### Problem description
Show all lines from the data that include the word "legend".

### Task input
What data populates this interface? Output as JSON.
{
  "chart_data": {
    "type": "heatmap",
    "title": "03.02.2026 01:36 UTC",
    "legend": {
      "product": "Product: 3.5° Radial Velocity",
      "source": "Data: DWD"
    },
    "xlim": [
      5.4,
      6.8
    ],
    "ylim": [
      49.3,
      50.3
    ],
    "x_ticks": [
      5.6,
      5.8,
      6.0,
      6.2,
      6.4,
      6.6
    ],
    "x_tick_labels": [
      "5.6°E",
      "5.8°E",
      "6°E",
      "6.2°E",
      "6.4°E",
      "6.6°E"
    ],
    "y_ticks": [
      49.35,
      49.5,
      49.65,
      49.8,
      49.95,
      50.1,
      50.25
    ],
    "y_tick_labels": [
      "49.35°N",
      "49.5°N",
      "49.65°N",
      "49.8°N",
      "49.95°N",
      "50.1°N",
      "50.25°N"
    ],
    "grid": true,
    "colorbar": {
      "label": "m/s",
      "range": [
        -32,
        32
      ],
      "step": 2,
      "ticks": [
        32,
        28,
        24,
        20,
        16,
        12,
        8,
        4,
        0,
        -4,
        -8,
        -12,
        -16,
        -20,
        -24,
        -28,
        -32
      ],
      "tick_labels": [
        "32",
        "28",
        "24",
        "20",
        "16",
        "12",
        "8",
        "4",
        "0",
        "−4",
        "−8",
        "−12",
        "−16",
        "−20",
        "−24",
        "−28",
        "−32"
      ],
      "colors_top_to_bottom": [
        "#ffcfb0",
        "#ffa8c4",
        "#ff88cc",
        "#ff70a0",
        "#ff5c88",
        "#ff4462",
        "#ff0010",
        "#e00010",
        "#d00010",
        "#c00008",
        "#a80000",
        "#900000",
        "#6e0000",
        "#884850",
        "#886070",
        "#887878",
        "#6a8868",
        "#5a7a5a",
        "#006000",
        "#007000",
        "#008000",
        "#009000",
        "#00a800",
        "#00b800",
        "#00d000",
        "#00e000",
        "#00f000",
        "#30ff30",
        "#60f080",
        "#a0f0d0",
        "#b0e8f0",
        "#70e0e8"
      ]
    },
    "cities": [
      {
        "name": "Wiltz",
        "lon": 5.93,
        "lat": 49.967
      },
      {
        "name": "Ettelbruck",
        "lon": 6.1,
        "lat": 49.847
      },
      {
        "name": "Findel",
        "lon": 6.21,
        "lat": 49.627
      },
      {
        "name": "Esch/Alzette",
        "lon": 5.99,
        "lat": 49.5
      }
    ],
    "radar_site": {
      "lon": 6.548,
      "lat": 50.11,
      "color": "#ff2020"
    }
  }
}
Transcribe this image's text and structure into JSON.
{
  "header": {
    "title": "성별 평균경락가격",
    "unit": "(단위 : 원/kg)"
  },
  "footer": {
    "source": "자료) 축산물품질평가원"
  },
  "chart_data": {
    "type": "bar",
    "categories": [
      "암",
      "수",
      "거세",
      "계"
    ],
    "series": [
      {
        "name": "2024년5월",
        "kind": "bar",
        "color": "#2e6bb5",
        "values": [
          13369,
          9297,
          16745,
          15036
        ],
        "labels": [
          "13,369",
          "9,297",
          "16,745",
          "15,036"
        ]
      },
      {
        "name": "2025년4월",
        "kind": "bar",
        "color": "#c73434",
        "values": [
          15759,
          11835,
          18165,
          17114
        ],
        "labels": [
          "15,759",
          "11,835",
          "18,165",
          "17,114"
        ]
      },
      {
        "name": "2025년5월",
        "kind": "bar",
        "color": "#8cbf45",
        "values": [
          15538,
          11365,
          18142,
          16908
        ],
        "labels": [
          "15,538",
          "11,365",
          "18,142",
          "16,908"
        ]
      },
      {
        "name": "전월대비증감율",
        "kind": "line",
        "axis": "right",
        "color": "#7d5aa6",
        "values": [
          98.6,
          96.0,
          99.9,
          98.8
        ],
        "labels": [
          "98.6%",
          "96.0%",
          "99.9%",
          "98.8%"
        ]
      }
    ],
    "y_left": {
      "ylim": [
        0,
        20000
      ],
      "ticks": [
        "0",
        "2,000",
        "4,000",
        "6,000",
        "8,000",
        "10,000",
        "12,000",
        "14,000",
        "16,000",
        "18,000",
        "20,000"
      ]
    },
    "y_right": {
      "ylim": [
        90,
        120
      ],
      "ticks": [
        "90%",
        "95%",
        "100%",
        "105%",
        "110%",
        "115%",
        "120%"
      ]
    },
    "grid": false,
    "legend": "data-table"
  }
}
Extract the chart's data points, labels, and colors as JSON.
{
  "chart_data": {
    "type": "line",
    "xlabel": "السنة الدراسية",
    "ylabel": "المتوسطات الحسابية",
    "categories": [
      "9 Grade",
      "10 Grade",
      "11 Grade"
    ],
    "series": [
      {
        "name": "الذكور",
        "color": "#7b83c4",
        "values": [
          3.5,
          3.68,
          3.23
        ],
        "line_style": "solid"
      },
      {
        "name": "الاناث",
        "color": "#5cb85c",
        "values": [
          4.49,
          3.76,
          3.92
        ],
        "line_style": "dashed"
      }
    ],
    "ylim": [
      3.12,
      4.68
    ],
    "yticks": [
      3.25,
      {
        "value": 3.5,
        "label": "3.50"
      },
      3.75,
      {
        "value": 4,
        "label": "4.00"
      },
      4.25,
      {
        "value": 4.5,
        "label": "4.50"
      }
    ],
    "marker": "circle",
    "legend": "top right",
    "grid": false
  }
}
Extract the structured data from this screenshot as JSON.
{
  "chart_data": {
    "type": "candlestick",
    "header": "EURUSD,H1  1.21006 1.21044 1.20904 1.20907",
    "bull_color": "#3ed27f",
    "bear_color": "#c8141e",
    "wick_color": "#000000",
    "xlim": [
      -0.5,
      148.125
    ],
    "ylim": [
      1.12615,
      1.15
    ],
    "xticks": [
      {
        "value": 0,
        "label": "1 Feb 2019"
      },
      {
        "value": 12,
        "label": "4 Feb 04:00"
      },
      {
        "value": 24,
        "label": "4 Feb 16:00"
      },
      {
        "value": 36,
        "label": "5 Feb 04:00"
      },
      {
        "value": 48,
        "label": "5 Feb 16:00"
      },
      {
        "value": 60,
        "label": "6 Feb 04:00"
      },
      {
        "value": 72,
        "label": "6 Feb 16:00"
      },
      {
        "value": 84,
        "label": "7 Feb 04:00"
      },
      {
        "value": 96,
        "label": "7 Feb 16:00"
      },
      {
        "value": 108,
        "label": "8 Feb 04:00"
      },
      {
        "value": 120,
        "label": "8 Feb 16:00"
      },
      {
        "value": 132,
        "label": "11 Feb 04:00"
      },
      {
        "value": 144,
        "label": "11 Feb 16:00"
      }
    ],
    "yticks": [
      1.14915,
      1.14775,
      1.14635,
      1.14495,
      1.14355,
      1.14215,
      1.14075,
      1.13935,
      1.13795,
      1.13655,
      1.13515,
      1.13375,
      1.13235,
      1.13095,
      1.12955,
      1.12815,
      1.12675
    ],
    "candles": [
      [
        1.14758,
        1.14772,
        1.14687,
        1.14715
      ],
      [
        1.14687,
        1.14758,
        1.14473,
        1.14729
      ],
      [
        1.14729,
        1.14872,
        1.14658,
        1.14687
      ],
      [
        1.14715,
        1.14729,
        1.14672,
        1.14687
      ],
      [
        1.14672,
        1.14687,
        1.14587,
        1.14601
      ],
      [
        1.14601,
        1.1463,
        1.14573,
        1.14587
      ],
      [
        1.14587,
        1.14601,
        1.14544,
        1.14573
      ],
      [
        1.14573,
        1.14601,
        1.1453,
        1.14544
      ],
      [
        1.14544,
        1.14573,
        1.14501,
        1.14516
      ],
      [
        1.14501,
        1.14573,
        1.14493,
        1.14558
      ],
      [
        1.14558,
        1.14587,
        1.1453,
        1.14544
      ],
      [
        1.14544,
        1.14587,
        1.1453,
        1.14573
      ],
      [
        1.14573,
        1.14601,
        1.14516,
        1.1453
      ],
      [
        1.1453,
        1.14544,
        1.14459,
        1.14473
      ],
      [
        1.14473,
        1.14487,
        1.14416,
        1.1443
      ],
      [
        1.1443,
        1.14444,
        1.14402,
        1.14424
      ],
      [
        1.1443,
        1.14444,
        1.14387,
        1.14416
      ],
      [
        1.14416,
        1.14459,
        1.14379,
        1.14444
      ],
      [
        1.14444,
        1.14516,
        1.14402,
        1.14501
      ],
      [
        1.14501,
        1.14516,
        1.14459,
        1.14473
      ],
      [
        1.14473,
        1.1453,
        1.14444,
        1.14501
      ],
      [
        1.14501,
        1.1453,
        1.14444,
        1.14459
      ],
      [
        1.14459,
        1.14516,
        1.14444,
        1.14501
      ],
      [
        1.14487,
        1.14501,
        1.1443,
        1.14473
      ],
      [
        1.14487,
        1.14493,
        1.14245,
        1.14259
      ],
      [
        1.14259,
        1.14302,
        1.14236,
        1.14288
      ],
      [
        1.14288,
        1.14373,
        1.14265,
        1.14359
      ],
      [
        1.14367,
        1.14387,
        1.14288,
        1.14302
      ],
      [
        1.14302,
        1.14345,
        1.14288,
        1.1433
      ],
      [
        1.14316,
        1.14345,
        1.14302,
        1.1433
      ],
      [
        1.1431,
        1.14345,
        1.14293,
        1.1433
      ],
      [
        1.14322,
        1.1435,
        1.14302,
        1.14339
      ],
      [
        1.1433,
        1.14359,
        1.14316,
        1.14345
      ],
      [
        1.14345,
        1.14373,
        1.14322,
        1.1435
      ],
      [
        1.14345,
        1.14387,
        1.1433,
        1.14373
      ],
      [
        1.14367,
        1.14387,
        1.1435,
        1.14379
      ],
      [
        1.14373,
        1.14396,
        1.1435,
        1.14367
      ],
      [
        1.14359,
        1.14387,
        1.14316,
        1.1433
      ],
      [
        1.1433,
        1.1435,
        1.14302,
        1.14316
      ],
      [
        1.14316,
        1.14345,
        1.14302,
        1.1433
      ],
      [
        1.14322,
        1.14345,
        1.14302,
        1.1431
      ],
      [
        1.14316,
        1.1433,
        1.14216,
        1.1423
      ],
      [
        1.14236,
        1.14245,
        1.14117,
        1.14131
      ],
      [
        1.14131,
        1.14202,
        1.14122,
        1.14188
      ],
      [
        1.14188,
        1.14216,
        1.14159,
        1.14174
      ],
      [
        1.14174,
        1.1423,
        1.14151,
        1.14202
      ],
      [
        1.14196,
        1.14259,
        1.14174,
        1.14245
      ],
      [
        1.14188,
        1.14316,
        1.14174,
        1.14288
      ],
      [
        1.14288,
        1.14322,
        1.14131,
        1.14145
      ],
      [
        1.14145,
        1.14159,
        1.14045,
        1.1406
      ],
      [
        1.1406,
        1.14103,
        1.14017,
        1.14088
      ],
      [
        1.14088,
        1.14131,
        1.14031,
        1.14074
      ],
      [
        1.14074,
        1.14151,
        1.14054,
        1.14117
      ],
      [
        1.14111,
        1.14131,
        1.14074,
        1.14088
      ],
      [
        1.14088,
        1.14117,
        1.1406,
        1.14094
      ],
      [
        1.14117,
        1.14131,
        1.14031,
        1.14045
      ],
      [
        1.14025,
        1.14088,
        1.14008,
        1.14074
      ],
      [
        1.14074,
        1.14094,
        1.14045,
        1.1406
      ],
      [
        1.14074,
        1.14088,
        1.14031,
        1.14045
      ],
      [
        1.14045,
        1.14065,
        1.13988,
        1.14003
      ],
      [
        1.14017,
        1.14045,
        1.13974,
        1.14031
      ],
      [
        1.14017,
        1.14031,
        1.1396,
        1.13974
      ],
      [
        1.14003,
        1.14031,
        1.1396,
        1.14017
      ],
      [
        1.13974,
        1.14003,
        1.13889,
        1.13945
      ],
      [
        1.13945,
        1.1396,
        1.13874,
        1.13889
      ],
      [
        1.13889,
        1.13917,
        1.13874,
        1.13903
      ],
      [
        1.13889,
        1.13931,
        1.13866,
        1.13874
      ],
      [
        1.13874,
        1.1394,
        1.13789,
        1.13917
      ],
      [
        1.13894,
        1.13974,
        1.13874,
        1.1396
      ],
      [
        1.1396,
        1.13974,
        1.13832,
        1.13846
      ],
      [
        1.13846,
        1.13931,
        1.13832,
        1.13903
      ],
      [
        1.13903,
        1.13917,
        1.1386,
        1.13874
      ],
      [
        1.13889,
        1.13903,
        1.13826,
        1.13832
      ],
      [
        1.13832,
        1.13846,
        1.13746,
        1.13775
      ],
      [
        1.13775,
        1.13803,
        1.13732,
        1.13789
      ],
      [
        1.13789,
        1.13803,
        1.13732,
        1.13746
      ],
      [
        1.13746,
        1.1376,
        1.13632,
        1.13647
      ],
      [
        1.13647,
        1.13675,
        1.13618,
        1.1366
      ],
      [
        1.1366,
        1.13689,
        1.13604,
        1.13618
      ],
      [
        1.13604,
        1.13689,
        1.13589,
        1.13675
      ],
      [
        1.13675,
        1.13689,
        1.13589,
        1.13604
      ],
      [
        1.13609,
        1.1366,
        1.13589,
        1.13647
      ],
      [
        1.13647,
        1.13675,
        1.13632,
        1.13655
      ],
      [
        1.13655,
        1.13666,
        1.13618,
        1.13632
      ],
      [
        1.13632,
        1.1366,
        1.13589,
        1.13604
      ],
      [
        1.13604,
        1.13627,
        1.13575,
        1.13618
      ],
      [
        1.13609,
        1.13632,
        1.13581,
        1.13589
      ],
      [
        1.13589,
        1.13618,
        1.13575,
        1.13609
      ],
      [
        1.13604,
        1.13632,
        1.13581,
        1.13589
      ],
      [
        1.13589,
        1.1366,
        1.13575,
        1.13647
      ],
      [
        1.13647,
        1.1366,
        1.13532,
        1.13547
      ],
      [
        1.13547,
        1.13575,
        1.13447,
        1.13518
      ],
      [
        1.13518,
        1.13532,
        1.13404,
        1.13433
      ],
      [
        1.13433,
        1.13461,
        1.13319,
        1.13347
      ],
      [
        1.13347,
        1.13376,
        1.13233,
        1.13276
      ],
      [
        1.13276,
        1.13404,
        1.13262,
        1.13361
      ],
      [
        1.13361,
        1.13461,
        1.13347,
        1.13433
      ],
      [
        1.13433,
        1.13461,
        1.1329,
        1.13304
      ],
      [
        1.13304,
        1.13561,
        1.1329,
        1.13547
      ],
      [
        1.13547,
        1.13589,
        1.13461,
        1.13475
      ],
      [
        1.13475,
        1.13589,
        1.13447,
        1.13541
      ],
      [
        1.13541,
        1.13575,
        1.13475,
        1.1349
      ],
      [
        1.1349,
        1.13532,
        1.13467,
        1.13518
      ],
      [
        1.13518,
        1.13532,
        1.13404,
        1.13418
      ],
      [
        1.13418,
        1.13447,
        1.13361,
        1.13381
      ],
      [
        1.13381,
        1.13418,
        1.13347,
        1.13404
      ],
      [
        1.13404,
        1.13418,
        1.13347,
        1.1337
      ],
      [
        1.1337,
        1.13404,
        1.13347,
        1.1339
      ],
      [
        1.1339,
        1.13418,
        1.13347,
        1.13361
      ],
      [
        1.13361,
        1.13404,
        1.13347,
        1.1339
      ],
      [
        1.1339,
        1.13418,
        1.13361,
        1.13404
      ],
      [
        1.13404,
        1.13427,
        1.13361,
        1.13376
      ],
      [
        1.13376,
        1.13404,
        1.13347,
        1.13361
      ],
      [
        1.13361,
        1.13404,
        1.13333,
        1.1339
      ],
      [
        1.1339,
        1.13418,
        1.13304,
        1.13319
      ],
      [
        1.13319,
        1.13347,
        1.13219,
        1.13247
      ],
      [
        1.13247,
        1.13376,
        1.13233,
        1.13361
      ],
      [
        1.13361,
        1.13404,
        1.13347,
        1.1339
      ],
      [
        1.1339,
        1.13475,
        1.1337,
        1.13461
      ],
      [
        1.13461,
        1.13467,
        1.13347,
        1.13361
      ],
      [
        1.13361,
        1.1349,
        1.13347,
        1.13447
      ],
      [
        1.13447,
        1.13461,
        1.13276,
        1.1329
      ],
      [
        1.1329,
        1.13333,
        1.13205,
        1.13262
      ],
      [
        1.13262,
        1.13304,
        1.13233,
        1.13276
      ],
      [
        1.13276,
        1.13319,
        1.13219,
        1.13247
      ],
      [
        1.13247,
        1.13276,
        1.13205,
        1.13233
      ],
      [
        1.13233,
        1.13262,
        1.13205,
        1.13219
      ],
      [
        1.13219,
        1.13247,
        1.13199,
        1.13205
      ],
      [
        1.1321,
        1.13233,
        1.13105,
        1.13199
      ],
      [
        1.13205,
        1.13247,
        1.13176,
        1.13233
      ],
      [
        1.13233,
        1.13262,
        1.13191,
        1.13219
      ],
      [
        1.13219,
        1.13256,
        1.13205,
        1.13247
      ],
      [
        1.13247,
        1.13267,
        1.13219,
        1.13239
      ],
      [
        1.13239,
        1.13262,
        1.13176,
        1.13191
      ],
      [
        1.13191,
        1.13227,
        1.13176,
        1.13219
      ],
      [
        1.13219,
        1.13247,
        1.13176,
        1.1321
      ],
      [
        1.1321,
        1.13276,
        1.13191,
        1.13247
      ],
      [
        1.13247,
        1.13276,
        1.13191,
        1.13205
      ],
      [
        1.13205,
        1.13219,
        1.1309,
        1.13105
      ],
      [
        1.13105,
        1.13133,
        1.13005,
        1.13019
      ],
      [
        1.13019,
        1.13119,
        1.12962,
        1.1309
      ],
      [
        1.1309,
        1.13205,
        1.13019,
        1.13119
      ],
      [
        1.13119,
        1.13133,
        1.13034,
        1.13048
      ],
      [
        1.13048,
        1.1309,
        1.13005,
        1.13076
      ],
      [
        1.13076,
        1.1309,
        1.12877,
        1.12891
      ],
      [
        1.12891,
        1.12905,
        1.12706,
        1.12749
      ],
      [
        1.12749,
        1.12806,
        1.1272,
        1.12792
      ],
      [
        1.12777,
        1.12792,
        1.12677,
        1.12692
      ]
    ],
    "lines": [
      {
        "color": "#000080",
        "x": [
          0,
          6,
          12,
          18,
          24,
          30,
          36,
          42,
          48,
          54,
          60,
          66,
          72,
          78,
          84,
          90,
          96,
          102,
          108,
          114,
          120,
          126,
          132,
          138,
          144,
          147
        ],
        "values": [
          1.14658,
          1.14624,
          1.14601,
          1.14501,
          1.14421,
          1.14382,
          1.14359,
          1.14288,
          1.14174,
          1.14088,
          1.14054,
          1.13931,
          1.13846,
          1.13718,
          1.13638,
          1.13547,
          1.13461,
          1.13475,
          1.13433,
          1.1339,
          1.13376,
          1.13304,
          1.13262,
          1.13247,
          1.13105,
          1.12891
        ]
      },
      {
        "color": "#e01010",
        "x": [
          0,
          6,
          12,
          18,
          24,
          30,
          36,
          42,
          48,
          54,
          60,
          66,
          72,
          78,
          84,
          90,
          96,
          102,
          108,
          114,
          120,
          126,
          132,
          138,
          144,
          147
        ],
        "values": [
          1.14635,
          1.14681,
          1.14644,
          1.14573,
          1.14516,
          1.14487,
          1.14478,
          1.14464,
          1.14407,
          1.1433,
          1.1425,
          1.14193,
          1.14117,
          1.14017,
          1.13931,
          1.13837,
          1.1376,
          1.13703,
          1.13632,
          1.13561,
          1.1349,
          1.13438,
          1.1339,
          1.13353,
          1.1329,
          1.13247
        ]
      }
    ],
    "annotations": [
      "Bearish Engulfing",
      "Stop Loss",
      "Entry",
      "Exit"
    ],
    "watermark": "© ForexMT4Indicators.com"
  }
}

### Solution for this exercise
    "legend": {
    "legend": "data-table"
    "legend": "top right",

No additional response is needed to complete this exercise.